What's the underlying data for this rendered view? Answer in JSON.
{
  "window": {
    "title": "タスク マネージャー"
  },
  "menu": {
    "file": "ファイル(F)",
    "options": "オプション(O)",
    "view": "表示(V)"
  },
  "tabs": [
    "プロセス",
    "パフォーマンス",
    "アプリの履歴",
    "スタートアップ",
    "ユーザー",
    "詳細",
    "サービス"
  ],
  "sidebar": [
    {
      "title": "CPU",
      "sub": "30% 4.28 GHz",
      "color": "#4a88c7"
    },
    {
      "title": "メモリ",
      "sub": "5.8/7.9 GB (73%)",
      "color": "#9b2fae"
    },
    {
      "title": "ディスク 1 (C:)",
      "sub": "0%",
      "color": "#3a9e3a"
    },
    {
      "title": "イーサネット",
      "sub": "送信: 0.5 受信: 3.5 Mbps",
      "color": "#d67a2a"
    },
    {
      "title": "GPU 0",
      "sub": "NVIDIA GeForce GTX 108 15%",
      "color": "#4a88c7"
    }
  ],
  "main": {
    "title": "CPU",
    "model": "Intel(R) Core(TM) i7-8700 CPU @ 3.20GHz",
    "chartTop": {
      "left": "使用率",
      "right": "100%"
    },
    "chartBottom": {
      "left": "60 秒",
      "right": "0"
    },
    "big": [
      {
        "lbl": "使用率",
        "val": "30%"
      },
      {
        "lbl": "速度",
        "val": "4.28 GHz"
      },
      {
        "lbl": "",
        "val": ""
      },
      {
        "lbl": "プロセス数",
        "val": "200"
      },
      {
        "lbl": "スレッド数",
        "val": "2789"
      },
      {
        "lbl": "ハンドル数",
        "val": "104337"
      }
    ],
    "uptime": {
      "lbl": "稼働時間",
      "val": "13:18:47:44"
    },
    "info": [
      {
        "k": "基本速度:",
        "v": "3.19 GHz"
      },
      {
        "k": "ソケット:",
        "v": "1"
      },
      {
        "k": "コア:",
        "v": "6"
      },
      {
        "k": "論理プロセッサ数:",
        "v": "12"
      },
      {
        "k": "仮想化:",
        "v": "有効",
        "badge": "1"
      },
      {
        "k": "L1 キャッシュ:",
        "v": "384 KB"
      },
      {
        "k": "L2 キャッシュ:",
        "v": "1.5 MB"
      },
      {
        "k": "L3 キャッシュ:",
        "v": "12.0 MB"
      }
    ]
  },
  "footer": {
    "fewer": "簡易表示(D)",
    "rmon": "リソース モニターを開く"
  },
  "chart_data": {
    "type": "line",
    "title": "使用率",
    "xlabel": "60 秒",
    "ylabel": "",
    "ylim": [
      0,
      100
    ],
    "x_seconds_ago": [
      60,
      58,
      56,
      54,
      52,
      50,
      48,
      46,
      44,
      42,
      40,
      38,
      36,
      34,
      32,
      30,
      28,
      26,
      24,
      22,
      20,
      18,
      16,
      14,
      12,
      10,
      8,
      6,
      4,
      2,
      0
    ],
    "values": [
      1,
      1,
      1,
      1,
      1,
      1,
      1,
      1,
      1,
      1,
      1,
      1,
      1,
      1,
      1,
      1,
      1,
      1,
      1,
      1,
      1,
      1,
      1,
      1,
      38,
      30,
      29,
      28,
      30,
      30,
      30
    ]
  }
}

§ **SET PROBLEM**
Work out how many lines of the data hold the string "color". Reply with that number alone.

§ **ANSWER**
5